What is being asked:
Continue the email exchange below about how hist trigger errors should be reported, picking up after its final sentence.

Supplied passage:
━━━━━━━━━━━━━━━━

On Fri, 2018-04-06 at 10:53 +0900, Masami Hiramatsu wrote:
> Hi Tom,
> 
> On Thu, 05 Apr 2018 18:34:13 -0500
> Tom Zanussi <tom.zanussi@...ux.intel.com> wrote:
> 
> > Hi Masami,
> > 
> > On Thu, 2018-04-05 at 12:50 +0900, Masami Hiramatsu wrote:
> > 
> > [...]
> > 
> > > Can you print out the error with which event we should see? e.g.
> > > 
> > >   ERROR: Variable already defined at sched_wakeup: ts0
> > > 
> > 
> > How about printing the event name along with the last command, for any
> > error? :
> > 
> >   ERROR: Variable already defined: ts0
> >     Last command: [sched:sched_wakeup] keys=pid:ts0=common_timestamp.usecs if comm=="cyclictest"
> 
> Hmm, is the Last command shows the last command on sched_wakeup ? or sched_switch??
> 

Just the last command that executed with an error - it's a global set by
the last command that failed, kind of like errno.

In this case, the last error was for the command listed, on the
sched_wakeup event.  Even if you see it by reading a different hist
file, the last error is still the same - we don't keep a last error for
each event.

━━━━━━━━━━━━━━━━

Material shown:
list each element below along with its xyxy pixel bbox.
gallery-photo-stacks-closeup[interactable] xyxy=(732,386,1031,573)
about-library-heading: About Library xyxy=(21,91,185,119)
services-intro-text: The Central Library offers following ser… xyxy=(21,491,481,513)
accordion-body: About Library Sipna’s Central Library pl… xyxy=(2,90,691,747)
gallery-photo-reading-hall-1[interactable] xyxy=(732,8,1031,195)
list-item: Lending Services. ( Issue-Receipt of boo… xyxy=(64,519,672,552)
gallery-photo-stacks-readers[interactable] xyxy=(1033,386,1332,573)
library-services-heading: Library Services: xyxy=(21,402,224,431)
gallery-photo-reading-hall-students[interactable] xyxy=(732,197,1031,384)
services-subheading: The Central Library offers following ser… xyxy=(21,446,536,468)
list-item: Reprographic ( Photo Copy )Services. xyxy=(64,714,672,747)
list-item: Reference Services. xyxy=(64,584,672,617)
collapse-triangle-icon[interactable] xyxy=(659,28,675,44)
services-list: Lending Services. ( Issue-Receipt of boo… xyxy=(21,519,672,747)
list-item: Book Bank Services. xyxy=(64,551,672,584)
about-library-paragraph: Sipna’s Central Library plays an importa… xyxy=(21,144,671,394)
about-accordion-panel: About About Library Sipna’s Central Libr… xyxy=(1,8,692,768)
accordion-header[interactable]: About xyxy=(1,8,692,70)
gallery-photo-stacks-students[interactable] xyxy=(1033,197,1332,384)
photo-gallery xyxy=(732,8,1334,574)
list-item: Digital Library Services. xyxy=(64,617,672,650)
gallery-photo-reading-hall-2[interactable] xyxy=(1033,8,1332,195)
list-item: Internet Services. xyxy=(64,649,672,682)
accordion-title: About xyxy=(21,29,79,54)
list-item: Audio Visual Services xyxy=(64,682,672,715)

━━━━━━━━━━━━━━━━

Response to the exercise:
> [...]
> > Before:
> > 
> >   # echo 'hist:keys=pid:ts0=common_timestamp.usecs if comm=="cyclictest"' >> /sys/kernel/debug/tracing/events/sched/sched_wakeup/trigger
> > 
> >   # echo '!hist:keys=next_pid:ts0=common_timestamp.usecs if comm=="cyclictest"' >> /sys/kernel/debug/tracing/events/sched/sched_switch/trigger
> > 
> > And other commands making us think we cleared everything out so the
> > below error is a surprise
> > 
> >   # echo 'hist:keys=pid:ts0=common_timestamp.usecs if comm=="cyclictest"' >> /sys/kernel/debug/tracing/events/sched/sched_wakeup/trigger
> >   -su: echo: write error: Invalid argument
> 
> No, my senario is different.
> 
> Your senario tries
> 1) define ts0 on sched_wakeup
> 2) remove ts0 from sched_switch (but silently failed)
> 3) re-define ts0 on sched_wakeup and get an error
> 
> In this case, user can dump sched_wakeup/trigger and see there is already ts0 defined.
> 
> My senario is a bit different
> 1) define ts0 on sched_wakeup
> 2) remove ts0 from sched_switch (but silently failed)
> 3) re-define ts0 on *sched_switch* and get an error
> 
> The 3rd operation failed on "sched_switch" not on "sched_wakeup". In this case we will totally lost where the ts0 defined.
> That's why I have asked you to show "where the ts0 is defined" at error line.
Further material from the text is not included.